= What is being asked =
Copy out the forum thread about the two Craftsman snow blowers below in full, word for word and line for line.

= Provided text =

____________

# 2 Craftsman Snow Blowers...HELP



## R0LLM0DL (Mar 6, 2010)

My boss has 2 barely used snow blowers that we should be using but for some god forsaken reason we dont. So. Im trying to get them started.

He told me that he purchased them in 2005. Thats all i know. Aside from the fact that i havent seen them on since 2006. They have been sitting.

I cant find a Model # that coincides with the manufacturers website. Anyone help me out.
I have no idea what they are besides the obvious craftsman sticker.

Im planning on going to sears getting some spark plugs and maybe some oil.

What else should i do/get? I have NO snow blower experience, but i am somewhat handy.


----------



## R0LLM0DL (Mar 6, 2010)




----------



## NHCraigT (Oct 21, 2008)

http://www.hammerwall.com/Download_Manual/44708/

Operators manual at the link. Follow instructions to download it.

____________

= Dataset extract =
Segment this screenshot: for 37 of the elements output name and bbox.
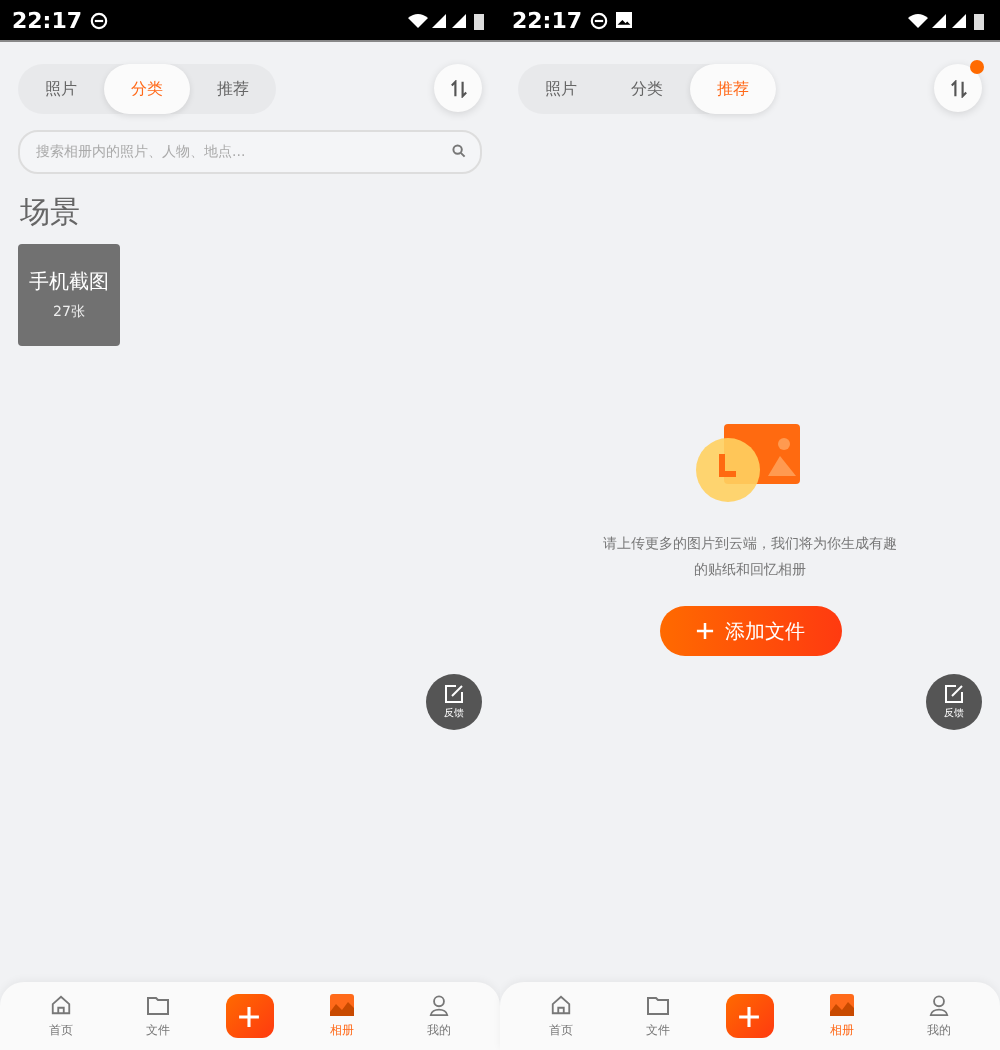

____________

= Final answer =
# 2 Craftsman Snow Blowers...HELP



## R0LLM0DL (Mar 6, 2010)

My boss has 2 barely used snow blowers that we should be using but for some god forsaken reason we dont. So. Im trying to get them started.

He told me that he purchased them in 2005. Thats all i know. Aside from the fact that i havent seen them on since 2006. They have been sitting.

I cant find a Model # that coincides with the manufacturers website. Anyone help me out.
I have no idea what they are besides the obvious craftsman sticker.

Im planning on going to sears getting some spark plugs and maybe some oil.

What else should i do/get? I have NO snow blower experience, but i am somewhat handy.


----------



## R0LLM0DL (Mar 6, 2010)




----------



## NHCraigT (Oct 21, 2008)

http://www.hammerwall.com/Download_Manual/44708/

Operators manual at the link. Follow instructions to download it.